◆ EXERCISE ◆
Each line that includes the string "screenshot" counts once; give the total and nothing else.

[Entries from a dataset]
* * * * * * * * *
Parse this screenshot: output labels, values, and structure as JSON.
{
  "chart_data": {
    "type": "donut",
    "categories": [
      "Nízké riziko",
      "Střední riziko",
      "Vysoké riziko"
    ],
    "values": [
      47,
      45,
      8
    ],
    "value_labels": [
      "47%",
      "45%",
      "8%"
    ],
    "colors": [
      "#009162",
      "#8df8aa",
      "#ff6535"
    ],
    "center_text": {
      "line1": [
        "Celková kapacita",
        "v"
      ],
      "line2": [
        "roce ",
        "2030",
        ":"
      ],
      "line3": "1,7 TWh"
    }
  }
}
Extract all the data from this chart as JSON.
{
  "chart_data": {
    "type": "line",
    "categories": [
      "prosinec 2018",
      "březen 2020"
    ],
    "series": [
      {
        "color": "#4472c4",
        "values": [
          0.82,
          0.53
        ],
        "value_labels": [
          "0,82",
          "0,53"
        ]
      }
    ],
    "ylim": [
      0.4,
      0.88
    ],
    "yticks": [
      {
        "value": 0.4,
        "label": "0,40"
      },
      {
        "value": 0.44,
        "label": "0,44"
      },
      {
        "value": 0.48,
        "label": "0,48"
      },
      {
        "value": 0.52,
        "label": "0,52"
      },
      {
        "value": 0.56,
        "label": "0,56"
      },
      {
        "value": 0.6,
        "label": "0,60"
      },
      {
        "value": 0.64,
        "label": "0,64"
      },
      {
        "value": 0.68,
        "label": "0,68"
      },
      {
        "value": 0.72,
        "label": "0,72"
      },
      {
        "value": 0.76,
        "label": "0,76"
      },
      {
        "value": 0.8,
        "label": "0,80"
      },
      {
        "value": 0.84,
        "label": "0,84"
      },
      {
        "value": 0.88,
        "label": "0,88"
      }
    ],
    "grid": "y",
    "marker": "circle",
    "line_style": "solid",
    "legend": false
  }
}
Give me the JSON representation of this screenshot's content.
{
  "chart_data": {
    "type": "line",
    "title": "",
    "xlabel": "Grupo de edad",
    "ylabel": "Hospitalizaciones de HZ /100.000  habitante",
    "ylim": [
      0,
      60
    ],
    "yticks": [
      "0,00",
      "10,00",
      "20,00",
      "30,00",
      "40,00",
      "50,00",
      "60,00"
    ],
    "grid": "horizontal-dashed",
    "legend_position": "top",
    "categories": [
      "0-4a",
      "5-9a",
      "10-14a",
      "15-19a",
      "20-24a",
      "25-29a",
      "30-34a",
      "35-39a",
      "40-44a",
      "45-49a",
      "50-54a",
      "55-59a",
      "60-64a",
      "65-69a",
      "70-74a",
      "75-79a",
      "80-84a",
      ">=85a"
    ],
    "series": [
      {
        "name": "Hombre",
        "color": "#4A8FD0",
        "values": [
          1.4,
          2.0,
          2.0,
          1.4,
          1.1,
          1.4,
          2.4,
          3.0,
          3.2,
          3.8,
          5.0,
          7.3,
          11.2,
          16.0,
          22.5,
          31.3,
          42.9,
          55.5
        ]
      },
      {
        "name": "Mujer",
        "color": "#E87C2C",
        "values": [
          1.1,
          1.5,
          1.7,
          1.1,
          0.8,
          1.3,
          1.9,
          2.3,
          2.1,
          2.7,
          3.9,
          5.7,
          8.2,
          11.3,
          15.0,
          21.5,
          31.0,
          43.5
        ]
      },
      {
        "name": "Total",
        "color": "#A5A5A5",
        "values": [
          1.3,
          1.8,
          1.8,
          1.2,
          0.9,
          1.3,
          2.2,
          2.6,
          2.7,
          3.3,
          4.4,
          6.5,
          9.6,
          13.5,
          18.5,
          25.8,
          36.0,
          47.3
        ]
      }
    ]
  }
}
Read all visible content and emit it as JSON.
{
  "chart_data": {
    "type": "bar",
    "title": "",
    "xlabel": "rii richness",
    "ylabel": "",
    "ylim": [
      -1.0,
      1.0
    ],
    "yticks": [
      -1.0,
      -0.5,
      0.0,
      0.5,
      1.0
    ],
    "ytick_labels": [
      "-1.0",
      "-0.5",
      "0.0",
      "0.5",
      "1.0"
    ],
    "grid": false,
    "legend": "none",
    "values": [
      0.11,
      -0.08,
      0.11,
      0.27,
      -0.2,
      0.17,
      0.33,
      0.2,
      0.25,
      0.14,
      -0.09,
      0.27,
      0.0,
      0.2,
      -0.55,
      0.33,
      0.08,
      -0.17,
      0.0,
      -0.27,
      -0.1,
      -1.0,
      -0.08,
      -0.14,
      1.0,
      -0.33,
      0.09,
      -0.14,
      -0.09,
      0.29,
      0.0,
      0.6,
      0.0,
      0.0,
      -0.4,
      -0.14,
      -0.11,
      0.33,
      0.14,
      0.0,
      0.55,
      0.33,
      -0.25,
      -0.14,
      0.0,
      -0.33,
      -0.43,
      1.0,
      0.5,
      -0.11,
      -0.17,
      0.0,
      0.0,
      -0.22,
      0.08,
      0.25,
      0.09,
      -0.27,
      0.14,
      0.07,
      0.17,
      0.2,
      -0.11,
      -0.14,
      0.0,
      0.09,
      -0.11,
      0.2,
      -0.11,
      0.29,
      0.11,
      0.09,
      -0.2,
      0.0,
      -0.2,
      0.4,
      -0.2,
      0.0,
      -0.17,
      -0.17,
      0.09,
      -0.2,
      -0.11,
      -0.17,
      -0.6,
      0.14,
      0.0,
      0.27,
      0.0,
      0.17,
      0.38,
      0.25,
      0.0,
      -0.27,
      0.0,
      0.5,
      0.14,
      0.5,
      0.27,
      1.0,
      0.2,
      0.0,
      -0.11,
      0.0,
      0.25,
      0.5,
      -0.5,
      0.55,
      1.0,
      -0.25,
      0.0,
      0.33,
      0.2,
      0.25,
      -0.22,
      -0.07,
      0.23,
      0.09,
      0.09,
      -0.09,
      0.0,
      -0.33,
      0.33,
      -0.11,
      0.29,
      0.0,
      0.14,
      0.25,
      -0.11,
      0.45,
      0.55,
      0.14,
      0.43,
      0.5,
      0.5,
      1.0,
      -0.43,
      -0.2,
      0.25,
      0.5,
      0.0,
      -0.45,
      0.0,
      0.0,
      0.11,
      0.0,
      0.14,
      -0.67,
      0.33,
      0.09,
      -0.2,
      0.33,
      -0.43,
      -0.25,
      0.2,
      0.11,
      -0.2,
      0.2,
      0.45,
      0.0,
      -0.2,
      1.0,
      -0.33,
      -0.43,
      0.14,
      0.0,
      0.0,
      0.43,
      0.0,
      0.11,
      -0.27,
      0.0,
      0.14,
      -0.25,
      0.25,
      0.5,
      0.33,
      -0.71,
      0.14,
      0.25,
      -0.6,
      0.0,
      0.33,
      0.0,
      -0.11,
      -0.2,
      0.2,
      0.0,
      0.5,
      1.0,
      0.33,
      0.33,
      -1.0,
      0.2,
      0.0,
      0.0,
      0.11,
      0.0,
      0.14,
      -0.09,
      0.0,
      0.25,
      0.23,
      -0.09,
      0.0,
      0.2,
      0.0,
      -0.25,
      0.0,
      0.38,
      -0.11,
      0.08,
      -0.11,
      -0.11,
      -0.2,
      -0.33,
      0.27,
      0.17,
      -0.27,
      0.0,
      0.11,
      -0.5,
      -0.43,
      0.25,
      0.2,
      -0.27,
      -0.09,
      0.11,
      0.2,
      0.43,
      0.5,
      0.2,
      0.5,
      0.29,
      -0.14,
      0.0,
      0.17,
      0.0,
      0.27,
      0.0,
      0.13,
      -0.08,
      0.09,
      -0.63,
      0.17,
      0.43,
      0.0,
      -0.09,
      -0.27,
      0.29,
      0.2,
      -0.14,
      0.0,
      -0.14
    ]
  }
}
* * * * * * * * *
◆ OUTPUT BELOW ◆
2